» Problem details
In this exercise, reproduce all the entries that follow exactly.

» Given information
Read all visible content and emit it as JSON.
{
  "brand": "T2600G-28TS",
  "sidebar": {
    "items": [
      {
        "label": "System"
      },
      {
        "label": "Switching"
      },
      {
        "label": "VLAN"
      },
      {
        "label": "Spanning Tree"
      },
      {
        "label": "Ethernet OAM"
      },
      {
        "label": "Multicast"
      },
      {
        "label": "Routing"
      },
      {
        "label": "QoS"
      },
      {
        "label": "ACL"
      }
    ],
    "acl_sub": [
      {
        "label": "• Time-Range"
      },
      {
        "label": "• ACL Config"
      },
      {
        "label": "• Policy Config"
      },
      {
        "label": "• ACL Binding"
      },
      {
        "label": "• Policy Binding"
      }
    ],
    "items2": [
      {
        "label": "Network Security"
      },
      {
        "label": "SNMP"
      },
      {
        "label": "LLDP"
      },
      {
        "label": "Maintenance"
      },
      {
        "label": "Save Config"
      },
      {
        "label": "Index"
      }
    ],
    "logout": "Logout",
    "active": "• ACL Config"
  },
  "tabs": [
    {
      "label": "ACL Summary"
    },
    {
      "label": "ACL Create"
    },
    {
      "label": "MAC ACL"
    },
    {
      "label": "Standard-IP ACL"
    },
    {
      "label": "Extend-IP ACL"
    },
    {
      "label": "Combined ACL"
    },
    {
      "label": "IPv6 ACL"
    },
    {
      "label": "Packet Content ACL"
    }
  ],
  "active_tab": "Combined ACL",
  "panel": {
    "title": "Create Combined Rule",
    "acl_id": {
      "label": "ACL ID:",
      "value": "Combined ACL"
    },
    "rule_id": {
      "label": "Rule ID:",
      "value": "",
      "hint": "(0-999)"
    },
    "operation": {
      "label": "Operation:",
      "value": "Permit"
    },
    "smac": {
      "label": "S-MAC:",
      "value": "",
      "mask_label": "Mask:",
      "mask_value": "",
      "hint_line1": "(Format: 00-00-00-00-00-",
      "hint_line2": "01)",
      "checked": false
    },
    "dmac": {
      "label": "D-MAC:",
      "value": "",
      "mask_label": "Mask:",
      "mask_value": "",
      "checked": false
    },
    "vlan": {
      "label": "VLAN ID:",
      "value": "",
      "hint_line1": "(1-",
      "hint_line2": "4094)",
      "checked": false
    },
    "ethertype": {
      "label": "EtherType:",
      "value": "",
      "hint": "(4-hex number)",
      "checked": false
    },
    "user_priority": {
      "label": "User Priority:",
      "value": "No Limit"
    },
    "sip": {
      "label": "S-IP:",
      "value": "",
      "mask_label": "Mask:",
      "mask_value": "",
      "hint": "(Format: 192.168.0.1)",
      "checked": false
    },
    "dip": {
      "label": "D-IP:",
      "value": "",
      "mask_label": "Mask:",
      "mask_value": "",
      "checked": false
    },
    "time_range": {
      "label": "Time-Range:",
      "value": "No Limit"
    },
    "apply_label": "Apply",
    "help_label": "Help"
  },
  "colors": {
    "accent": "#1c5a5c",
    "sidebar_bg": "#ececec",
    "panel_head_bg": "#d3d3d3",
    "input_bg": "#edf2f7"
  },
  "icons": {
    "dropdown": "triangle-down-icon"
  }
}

» Solution to the problem
Read all visible content and emit it as JSON.
{
  "brand": "T2600G-28TS",
  "sidebar": {
    "items": [
      {
        "label": "System"
      },
      {
        "label": "Switching"
      },
      {
        "label": "VLAN"
      },
      {
        "label": "Spanning Tree"
      },
      {
        "label": "Ethernet OAM"
      },
      {
        "label": "Multicast"
      },
      {
        "label": "Routing"
      },
      {
        "label": "QoS"
      },
      {
        "label": "ACL"
      }
    ],
    "acl_sub": [
      {
        "label": "• Time-Range"
      },
      {
        "label": "• ACL Config"
      },
      {
        "label": "• Policy Config"
      },
      {
        "label": "• ACL Binding"
      },
      {
        "label": "• Policy Binding"
      }
    ],
    "items2": [
      {
        "label": "Network Security"
      },
      {
        "label": "SNMP"
      },
      {
        "label": "LLDP"
      },
      {
        "label": "Maintenance"
      },
      {
        "label": "Save Config"
      },
      {
        "label": "Index"
      }
    ],
    "logout": "Logout",
    "active": "• ACL Config"
  },
  "tabs": [
    {
      "label": "ACL Summary"
    },
    {
      "label": "ACL Create"
    },
    {
      "label": "MAC ACL"
    },
    {
      "label": "Standard-IP ACL"
    },
    {
      "label": "Extend-IP ACL"
    },
    {
      "label": "Combined ACL"
    },
    {
      "label": "IPv6 ACL"
    },
    {
      "label": "Packet Content ACL"
    }
  ],
  "active_tab": "Combined ACL",
  "panel": {
    "title": "Create Combined Rule",
    "acl_id": {
      "label": "ACL ID:",
      "value": "Combined ACL"
    },
    "rule_id": {
      "label": "Rule ID:",
      "value": "",
      "hint": "(0-999)"
    },
    "operation": {
      "label": "Operation:",
      "value": "Permit"
    },
    "smac": {
      "label": "S-MAC:",
      "value": "",
      "mask_label": "Mask:",
      "mask_value": "",
      "hint_line1": "(Format: 00-00-00-00-00-",
      "hint_line2": "01)",
      "checked": false
    },
    "dmac": {
      "label": "D-MAC:",
      "value": "",
      "mask_label": "Mask:",
      "mask_value": "",
      "checked": false
    },
    "vlan": {
      "label": "VLAN ID:",
      "value": "",
      "hint_line1": "(1-",
      "hint_line2": "4094)",
      "checked": false
    },
    "ethertype": {
      "label": "EtherType:",
      "value": "",
      "hint": "(4-hex number)",
      "checked": false
    },
    "user_priority": {
      "label": "User Priority:",
      "value": "No Limit"
    },
    "sip": {
      "label": "S-IP:",
      "value": "",
      "mask_label": "Mask:",
      "mask_value": "",
      "hint": "(Format: 192.168.0.1)",
      "checked": false
    },
    "dip": {
      "label": "D-IP:",
      "value": "",
      "mask_label": "Mask:",
      "mask_value": "",
      "checked": false
    },
    "time_range": {
      "label": "Time-Range:",
      "value": "No Limit"
    },
    "apply_label": "Apply",
    "help_label": "Help"
  },
  "colors": {
    "accent": "#1c5a5c",
    "sidebar_bg": "#ececec",
    "panel_head_bg": "#d3d3d3",
    "input_bg": "#edf2f7"
  },
  "icons": {
    "dropdown": "triangle-down-icon"
  }
}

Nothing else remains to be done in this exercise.